AIM OF THE TASK:
From the line that contains "Read all visible content and emit it as JSON." to the last line of the data below, transcribe every line exactly. Do not include the pictures.
## begin RECORDS TO USE
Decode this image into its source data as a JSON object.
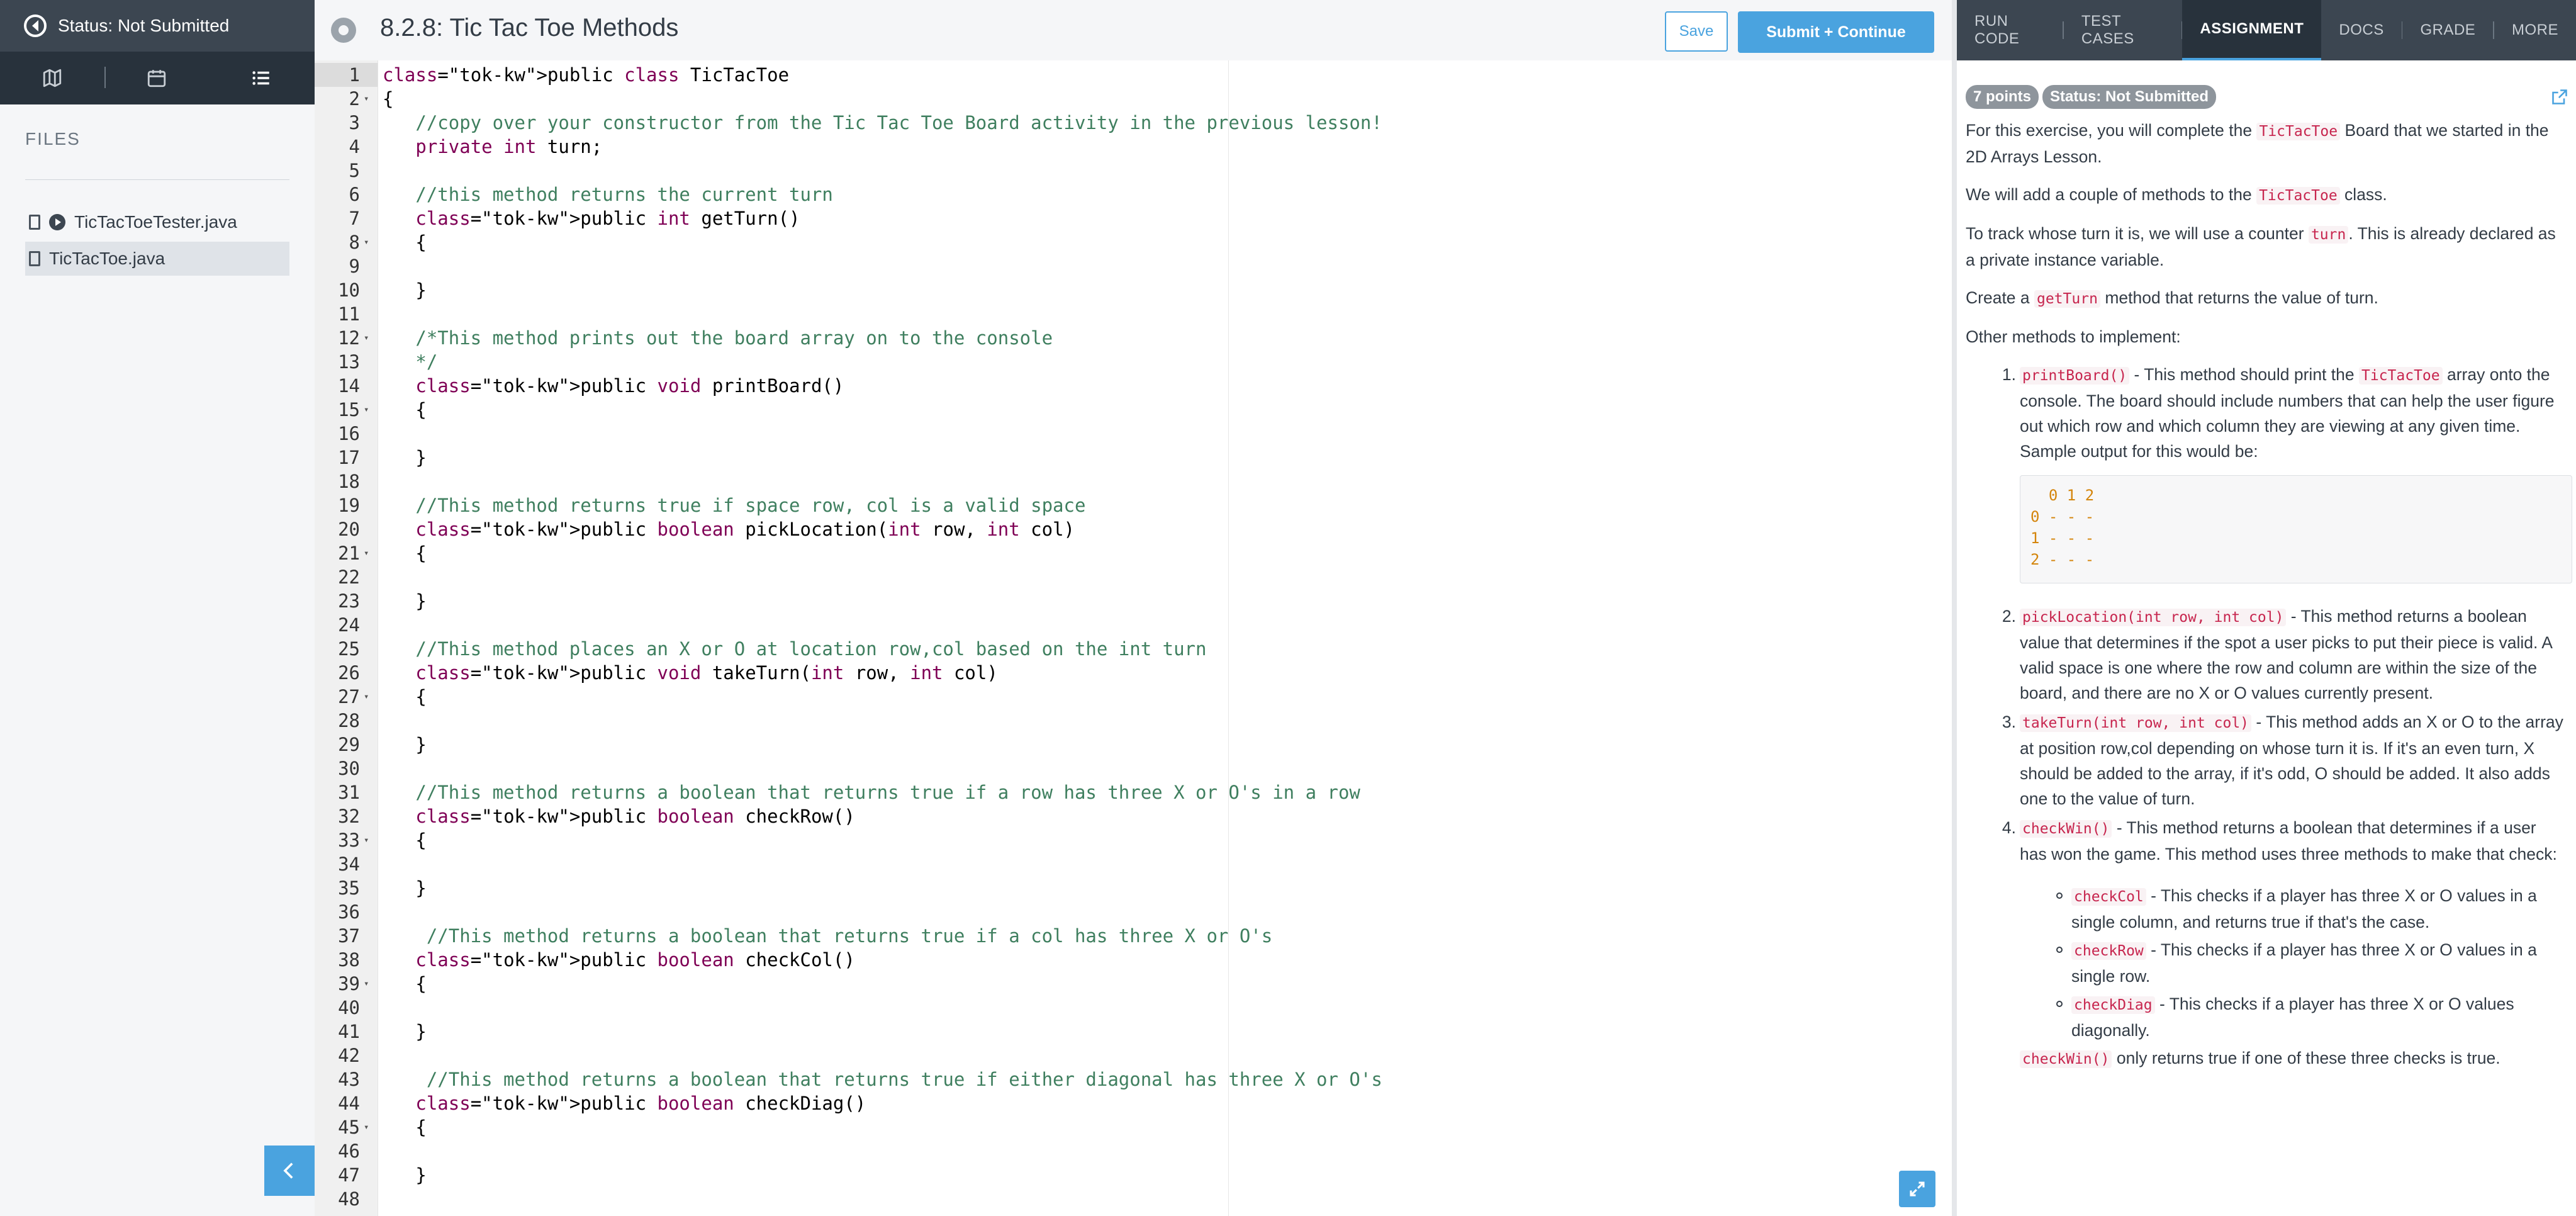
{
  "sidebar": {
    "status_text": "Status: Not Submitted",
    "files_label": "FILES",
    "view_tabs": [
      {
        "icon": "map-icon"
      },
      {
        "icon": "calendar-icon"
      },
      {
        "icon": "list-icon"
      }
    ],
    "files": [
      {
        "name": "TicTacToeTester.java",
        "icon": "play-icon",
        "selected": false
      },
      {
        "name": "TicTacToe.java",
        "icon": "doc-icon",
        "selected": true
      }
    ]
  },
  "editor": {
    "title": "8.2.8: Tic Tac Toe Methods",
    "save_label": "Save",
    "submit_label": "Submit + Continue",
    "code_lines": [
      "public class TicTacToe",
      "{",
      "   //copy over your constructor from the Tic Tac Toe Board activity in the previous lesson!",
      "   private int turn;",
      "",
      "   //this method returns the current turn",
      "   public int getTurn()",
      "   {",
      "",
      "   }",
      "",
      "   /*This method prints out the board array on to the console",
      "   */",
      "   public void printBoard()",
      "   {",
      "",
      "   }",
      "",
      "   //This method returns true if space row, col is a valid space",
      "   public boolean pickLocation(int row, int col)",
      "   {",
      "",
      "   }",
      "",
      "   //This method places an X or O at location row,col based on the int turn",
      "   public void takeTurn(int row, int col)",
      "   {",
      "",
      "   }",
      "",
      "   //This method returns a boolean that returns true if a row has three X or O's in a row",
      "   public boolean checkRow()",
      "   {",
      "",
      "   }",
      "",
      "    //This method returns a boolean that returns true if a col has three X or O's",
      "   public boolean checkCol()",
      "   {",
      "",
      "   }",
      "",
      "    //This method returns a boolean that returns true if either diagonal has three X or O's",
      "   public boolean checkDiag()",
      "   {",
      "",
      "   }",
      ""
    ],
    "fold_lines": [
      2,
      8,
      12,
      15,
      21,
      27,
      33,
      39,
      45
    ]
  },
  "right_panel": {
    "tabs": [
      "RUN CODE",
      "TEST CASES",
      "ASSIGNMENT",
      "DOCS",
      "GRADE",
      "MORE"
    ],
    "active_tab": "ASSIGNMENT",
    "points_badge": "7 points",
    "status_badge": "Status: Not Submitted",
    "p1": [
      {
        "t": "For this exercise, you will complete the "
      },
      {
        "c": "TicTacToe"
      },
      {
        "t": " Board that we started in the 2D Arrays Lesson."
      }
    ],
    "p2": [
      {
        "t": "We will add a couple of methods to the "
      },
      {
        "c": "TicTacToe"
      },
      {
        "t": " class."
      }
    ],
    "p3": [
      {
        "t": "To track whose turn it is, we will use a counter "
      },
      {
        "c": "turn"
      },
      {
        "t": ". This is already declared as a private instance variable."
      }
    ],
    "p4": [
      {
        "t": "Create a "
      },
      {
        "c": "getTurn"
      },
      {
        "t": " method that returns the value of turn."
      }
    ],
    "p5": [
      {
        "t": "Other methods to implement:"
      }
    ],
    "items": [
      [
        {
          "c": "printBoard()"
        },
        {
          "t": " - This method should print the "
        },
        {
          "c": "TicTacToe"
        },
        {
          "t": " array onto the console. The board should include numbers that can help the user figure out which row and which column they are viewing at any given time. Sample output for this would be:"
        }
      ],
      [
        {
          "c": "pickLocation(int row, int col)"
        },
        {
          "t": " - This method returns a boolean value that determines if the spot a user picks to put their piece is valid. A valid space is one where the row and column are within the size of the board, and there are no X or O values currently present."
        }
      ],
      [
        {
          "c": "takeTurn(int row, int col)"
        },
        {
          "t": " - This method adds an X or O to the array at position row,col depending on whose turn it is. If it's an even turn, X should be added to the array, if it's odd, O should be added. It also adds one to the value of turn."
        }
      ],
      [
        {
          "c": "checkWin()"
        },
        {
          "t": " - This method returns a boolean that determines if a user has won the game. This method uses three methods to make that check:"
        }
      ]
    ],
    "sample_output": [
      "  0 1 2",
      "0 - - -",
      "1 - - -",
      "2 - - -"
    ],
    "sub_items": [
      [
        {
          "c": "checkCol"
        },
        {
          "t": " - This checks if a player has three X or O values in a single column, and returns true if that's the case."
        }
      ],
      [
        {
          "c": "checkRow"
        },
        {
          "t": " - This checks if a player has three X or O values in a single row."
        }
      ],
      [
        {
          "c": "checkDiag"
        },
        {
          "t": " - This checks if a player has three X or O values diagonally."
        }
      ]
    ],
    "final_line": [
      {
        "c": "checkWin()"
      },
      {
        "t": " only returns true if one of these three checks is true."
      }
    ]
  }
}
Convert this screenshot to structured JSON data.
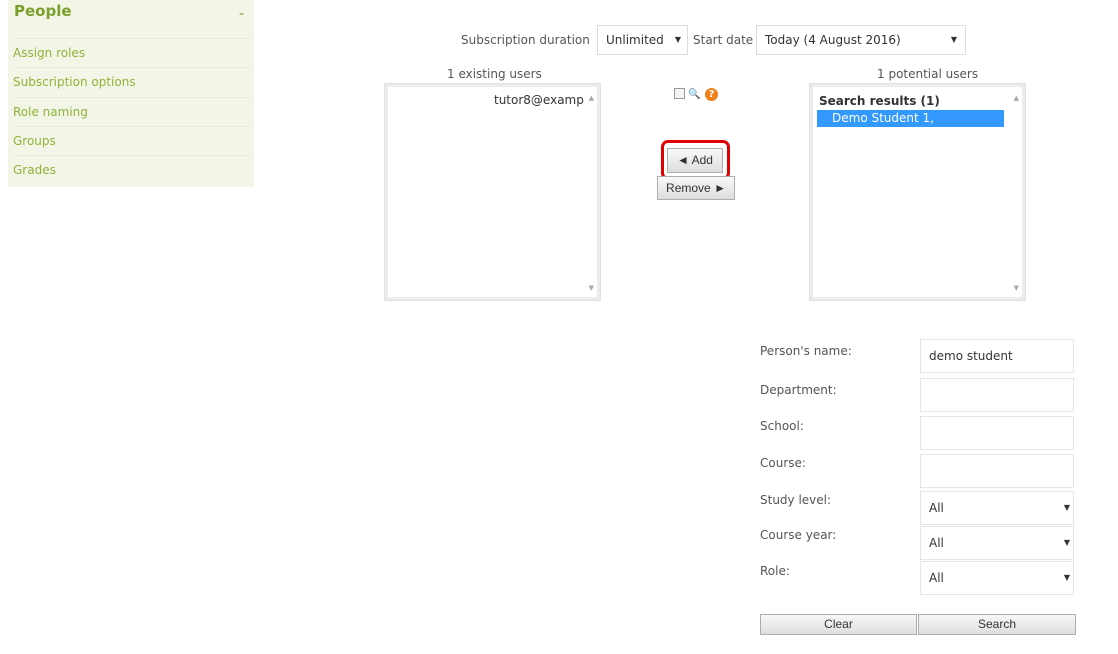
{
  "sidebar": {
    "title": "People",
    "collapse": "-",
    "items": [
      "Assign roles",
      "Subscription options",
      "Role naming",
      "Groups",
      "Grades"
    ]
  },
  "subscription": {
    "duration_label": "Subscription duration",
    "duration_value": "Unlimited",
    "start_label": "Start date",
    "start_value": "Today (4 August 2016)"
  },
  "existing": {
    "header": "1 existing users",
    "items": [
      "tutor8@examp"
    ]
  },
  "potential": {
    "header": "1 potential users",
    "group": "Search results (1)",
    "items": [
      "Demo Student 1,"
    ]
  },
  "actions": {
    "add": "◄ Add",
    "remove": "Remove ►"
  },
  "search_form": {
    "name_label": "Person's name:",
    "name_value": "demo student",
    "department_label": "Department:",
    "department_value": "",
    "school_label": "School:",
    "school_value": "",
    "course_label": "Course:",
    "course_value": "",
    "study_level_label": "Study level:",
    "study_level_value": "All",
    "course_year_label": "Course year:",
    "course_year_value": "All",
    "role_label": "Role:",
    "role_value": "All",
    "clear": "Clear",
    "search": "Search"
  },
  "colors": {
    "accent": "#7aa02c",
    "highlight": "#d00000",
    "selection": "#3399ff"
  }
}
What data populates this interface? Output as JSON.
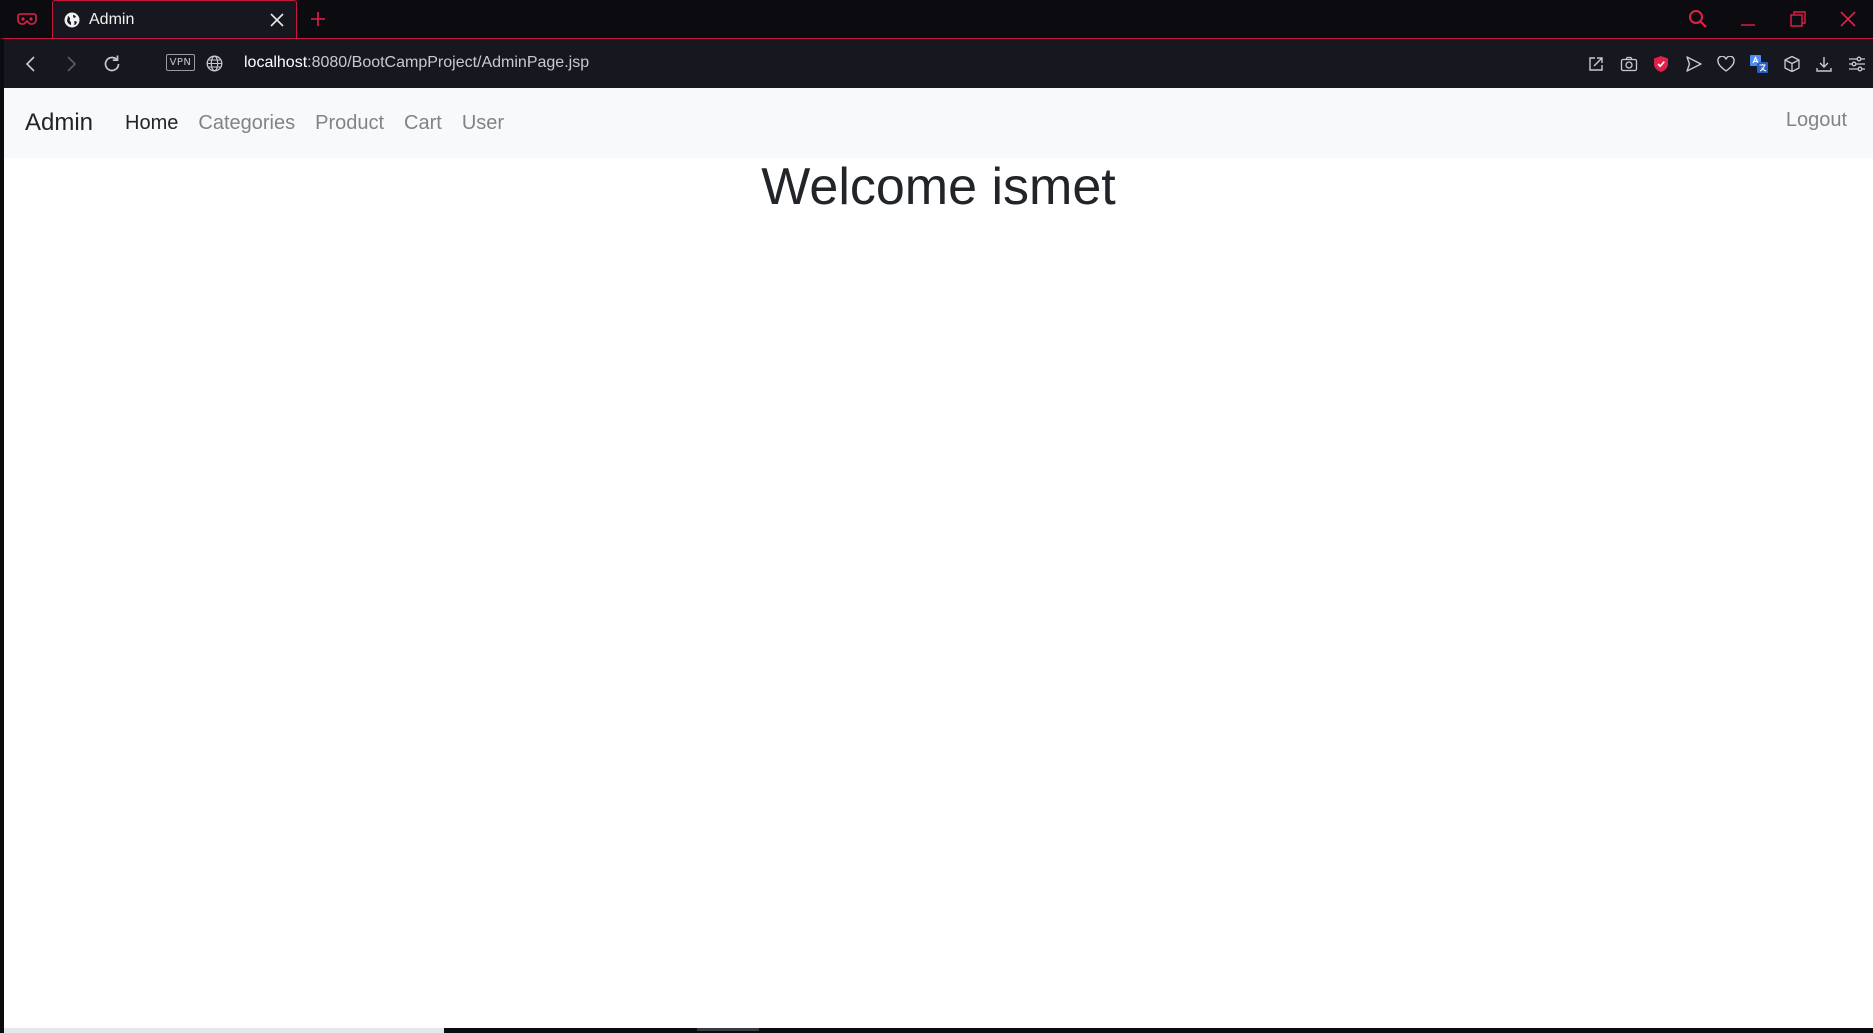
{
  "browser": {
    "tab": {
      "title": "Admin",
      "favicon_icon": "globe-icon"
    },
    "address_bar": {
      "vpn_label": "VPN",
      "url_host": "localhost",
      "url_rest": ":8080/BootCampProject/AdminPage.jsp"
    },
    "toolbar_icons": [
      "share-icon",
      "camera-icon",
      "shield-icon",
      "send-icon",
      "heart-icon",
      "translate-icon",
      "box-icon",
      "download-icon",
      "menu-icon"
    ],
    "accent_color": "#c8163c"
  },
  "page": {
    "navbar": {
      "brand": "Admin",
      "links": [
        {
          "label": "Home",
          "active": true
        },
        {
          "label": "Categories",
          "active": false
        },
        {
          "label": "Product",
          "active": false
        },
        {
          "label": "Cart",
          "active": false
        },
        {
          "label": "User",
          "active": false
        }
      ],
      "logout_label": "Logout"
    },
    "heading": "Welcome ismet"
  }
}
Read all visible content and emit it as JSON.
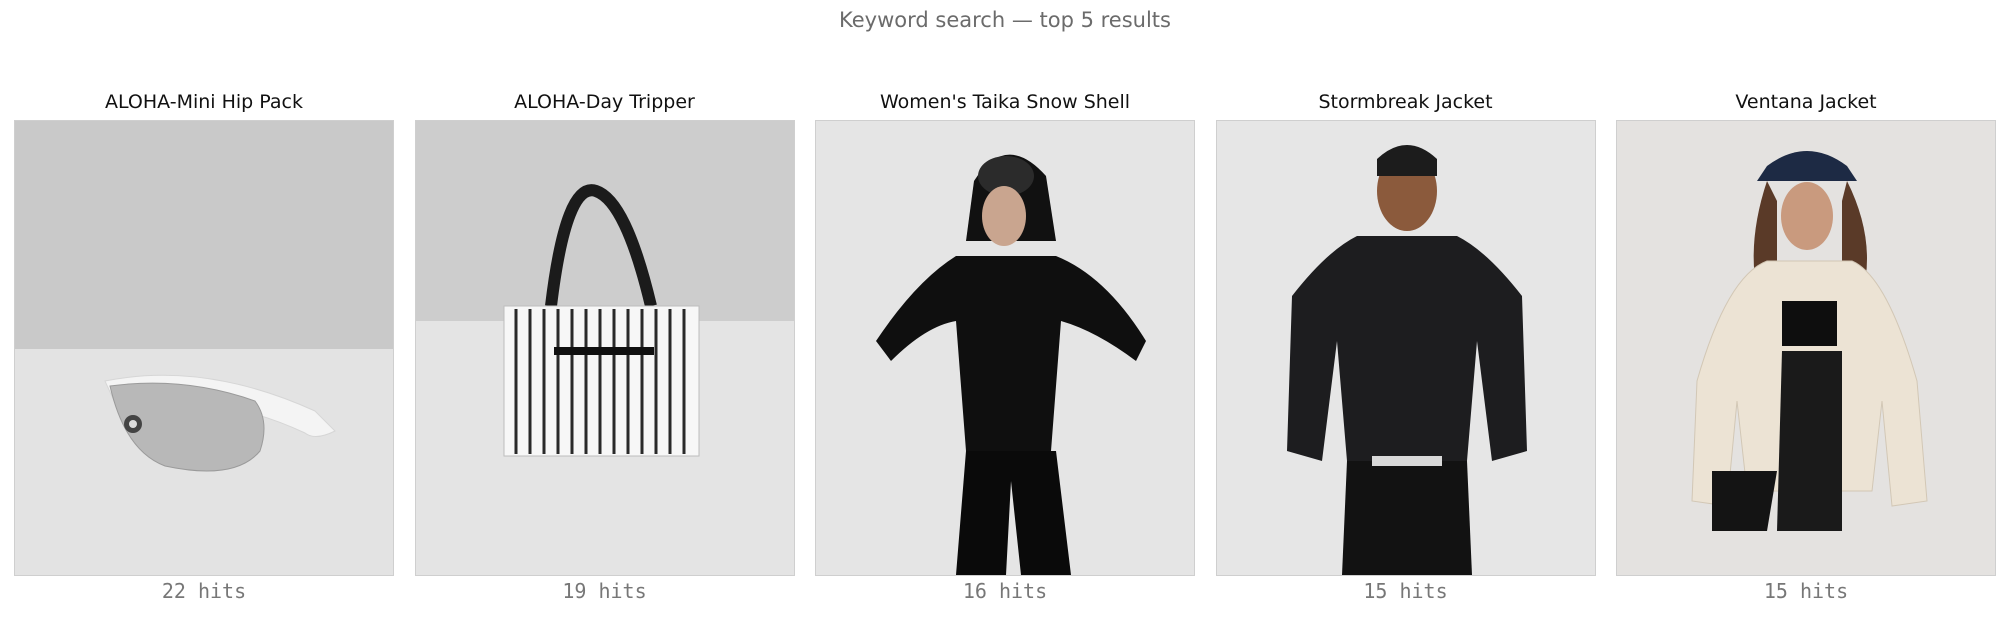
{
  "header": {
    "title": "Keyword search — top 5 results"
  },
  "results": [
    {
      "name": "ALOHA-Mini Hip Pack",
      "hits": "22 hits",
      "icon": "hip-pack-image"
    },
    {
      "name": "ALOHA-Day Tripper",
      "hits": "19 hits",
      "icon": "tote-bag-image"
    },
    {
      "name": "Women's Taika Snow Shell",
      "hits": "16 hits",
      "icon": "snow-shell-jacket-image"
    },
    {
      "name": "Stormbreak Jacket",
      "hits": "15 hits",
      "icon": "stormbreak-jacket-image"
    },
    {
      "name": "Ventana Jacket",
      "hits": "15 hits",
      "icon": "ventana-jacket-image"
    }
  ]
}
## end RECORDS TO USE
SOLUTION FOR THIS EXERCISE:
Read all visible content and emit it as JSON.
{
  "header": {
    "title": "Keyword search — top 5 results"
  },
  "results": [
    {
      "name": "ALOHA-Mini Hip Pack",
      "hits": "22 hits",
      "icon": "hip-pack-image"
    },
    {
      "name": "ALOHA-Day Tripper",
      "hits": "19 hits",
      "icon": "tote-bag-image"
    },
    {
      "name": "Women's Taika Snow Shell",
      "hits": "16 hits",
      "icon": "snow-shell-jacket-image"
    },
    {
      "name": "Stormbreak Jacket",
      "hits": "15 hits",
      "icon": "stormbreak-jacket-image"
    },
    {
      "name": "Ventana Jacket",
      "hits": "15 hits",
      "icon": "ventana-jacket-image"
    }
  ]
}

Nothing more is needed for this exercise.